▸ **PROBLEM 1**
Translate into French the following sentence from the passage on engineering work at Cxense: "Writing tests is hard and time consuming, but it always pays off in the long run."

▸ **EXTRACT**
>>>

Engineers love tough problems and here are plenty of them. Within a month after starting at Cxense, I have been thrown into designing a weighting function that would include dwell time and page popularity into computing the impact of the page’s content on a user’s interest profile and implementing complex filters for a distributed low-level database (solved by implementing bit-wise logical filters and a stack machine). At the same time I reviewed a highly impressive implementation for an incremental inverted index on top of a compressed integer list and lots of mind-numbing bit-twiddling code. The author was Erik Gorset, whom I am deeply grateful for all the inspiration and advice over the years. Since then my colleagues and I have worked on thousands of dazzling problems within areas of distributed databases, data mining, machine learning and development operations, not to mention all bugfixes. Fixing bugs is actually fun, because it feels good to trace that flaw by the end of the day and fix it. Nothing is perfect, and that is also why you need to write good unit and integration tests. Writing tests is hard and time consuming, but it always pays off in the long run. Code reviews provide a great opportunity to learn how other people think and tackle challenges, both for the reviewer and the one being reviewed.

Scale

When I met guys from Cxense for the first time five years ago, they were going live with a large publisher network in Spain. I remember seeing a live chart with the event traffic instantly increasing ten times or so. The guys were very excited about whether the system would handle the challenge, and it did. Since then the numbers have increased by many orders of magnitude. We passed the 20 billion page views per month mark a two years ago. Counting all possible type of events we collect that would be above 60 billion events per month or more than one terabyte of data per day. Crawling is also approaching 100 million Web pages per month these days. These numbers are huge, but the transition impresses me even more because it is impossible to design a system for this kind of growth. A solution that is sufficient at one point has to be phased with a better solution at another point, which in its turn will become obsolete at a later point. Nevertheless, despite this tremendous growth we are still able to serve real-time data with latency counted in just milliseconds.

<<<

▸ **GIVEN RECORDS**
>>>

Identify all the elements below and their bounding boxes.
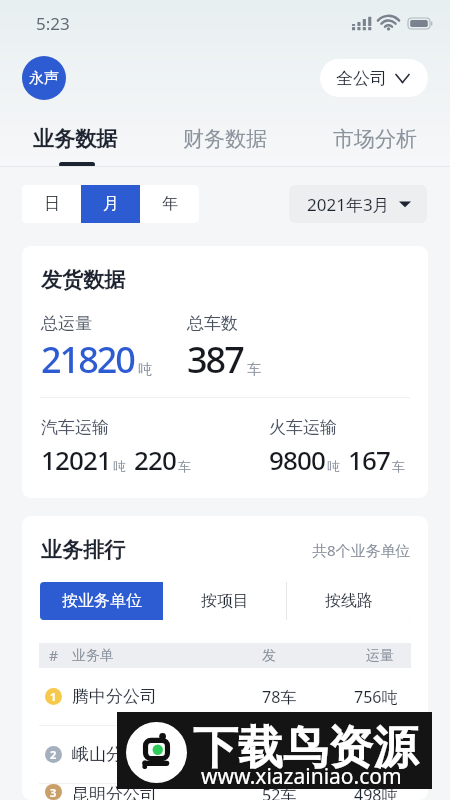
staticText: 21820 — [41, 335, 134, 384]
staticText: 业务数据 — [33, 126, 117, 152]
button[interactable]: 财务数据 — [150, 126, 300, 162]
staticText: 1 — [50, 689, 57, 704]
staticText: 66车 — [262, 744, 297, 766]
button[interactable]: 年 — [140, 185, 199, 223]
staticText: 220 — [134, 442, 176, 477]
staticText: 财务数据 — [183, 126, 267, 152]
staticText: 610吨 — [354, 744, 398, 766]
staticText: 78车 — [262, 686, 297, 708]
staticText: 3 — [50, 785, 57, 800]
staticText: 按项目 — [201, 591, 249, 611]
staticText: 52车 — [262, 784, 297, 800]
staticText: www.xiazainiao.com — [201, 762, 402, 791]
staticText: 发 — [262, 647, 276, 665]
staticText: 峨山分公司 — [72, 744, 157, 765]
staticText: 总车数 — [187, 313, 238, 334]
staticText: 756吨 — [354, 686, 398, 708]
staticText: 按业务单位 — [62, 591, 142, 611]
staticText: 12021 — [41, 442, 111, 477]
staticText: 车 — [392, 458, 405, 474]
staticText: 火车运输 — [269, 417, 337, 438]
staticText: 汽车运输 — [41, 417, 109, 438]
staticText: 2021年3月 — [307, 193, 390, 216]
staticText: 按线路 — [325, 591, 373, 611]
button[interactable]: 2 — [22, 726, 428, 783]
button[interactable]: 按线路 — [287, 582, 410, 620]
staticText: 腾中分公司 — [72, 686, 157, 707]
staticText: 共8个业务单位 — [312, 540, 411, 560]
staticText: 车 — [247, 361, 261, 379]
button[interactable]: Profile — [22, 56, 66, 100]
staticText: 总运量 — [41, 313, 92, 334]
button[interactable]: 月 — [81, 185, 140, 223]
staticText: 2 — [50, 747, 57, 762]
button[interactable]: 2021年3月 — [289, 185, 427, 223]
staticText: 吨 — [113, 458, 126, 474]
staticText: 发货数据 — [41, 267, 125, 293]
staticText: 下载鸟资源 — [193, 720, 418, 777]
button[interactable]: 日 — [22, 185, 81, 223]
staticText: 车 — [178, 458, 191, 474]
staticText: 全公司 — [336, 68, 387, 89]
button[interactable]: 1 — [22, 668, 428, 725]
button[interactable]: 按项目 — [163, 582, 286, 620]
staticText: 月 — [103, 194, 119, 214]
staticText: 年 — [162, 194, 178, 214]
staticText: # — [49, 646, 59, 665]
staticText: 业务排行 — [41, 537, 125, 563]
button[interactable]: 3 — [22, 784, 428, 800]
staticText: 387 — [187, 335, 243, 384]
staticText: 吨 — [327, 458, 340, 474]
staticText: 永声 — [29, 69, 59, 88]
staticText: 业务单 — [72, 647, 114, 665]
staticText: 昆明分公司 — [72, 784, 157, 800]
staticText: 运量 — [366, 647, 394, 665]
staticText: 吨 — [138, 361, 152, 379]
staticText: 日 — [44, 194, 60, 214]
staticText: 市场分析 — [333, 126, 417, 152]
button[interactable]: 市场分析 — [300, 126, 450, 162]
staticText: 167 — [348, 442, 390, 477]
staticText: 498吨 — [354, 784, 398, 800]
staticText: 9800 — [269, 442, 325, 477]
staticText: 5:23 — [36, 12, 70, 35]
button[interactable]: 全公司 — [320, 59, 428, 97]
button[interactable]: 按业务单位 — [40, 582, 163, 620]
button[interactable]: 业务数据 — [0, 126, 150, 167]
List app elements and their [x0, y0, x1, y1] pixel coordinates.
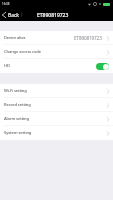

<<<

▸ **PROBLEM 2**
Reproduce word for word the part of the records that opens with the line containing "staticText: 21820 — [41, 335, 134, 384]" and closes with the line containing "staticText: 下载鸟资源 — [193, 720, 418, 777]", including both of those lines.

▸ **TASK RESULT 1**
L'écriture de tests est difficile et chronophage, mais elle est toujours rentable à long terme.

▸ **TASK RESULT 2**
staticText: 21820 — [41, 335, 134, 384]
staticText: 业务数据 — [33, 126, 117, 152]
button[interactable]: 财务数据 — [150, 126, 300, 162]
staticText: 1 — [50, 689, 57, 704]
staticText: 66车 — [262, 744, 297, 766]
button[interactable]: 年 — [140, 185, 199, 223]
staticText: 220 — [134, 442, 176, 477]
staticText: 财务数据 — [183, 126, 267, 152]
staticText: 610吨 — [354, 744, 398, 766]
staticText: 78车 — [262, 686, 297, 708]
staticText: 3 — [50, 785, 57, 800]
staticText: 按项目 — [201, 591, 249, 611]
staticText: 52车 — [262, 784, 297, 800]
staticText: www.xiazainiao.com — [201, 762, 402, 791]
staticText: 发 — [262, 647, 276, 665]
staticText: 峨山分公司 — [72, 744, 157, 765]
staticText: 总车数 — [187, 313, 238, 334]
staticText: 756吨 — [354, 686, 398, 708]
staticText: 按业务单位 — [62, 591, 142, 611]
staticText: 12021 — [41, 442, 111, 477]
staticText: 车 — [392, 458, 405, 474]
staticText: 火车运输 — [269, 417, 337, 438]
staticText: 汽车运输 — [41, 417, 109, 438]
staticText: 2021年3月 — [307, 193, 390, 216]
staticText: 按线路 — [325, 591, 373, 611]
button[interactable]: 2 — [22, 726, 428, 783]
button[interactable]: 按线路 — [287, 582, 410, 620]
staticText: 腾中分公司 — [72, 686, 157, 707]
staticText: 共8个业务单位 — [312, 540, 411, 560]
staticText: 车 — [247, 361, 261, 379]
button[interactable]: Profile — [22, 56, 66, 100]
staticText: 总运量 — [41, 313, 92, 334]
button[interactable]: 月 — [81, 185, 140, 223]
staticText: 2 — [50, 747, 57, 762]
button[interactable]: 2021年3月 — [289, 185, 427, 223]
staticText: 吨 — [113, 458, 126, 474]
staticText: 发货数据 — [41, 267, 125, 293]
staticText: 下载鸟资源 — [193, 720, 418, 777]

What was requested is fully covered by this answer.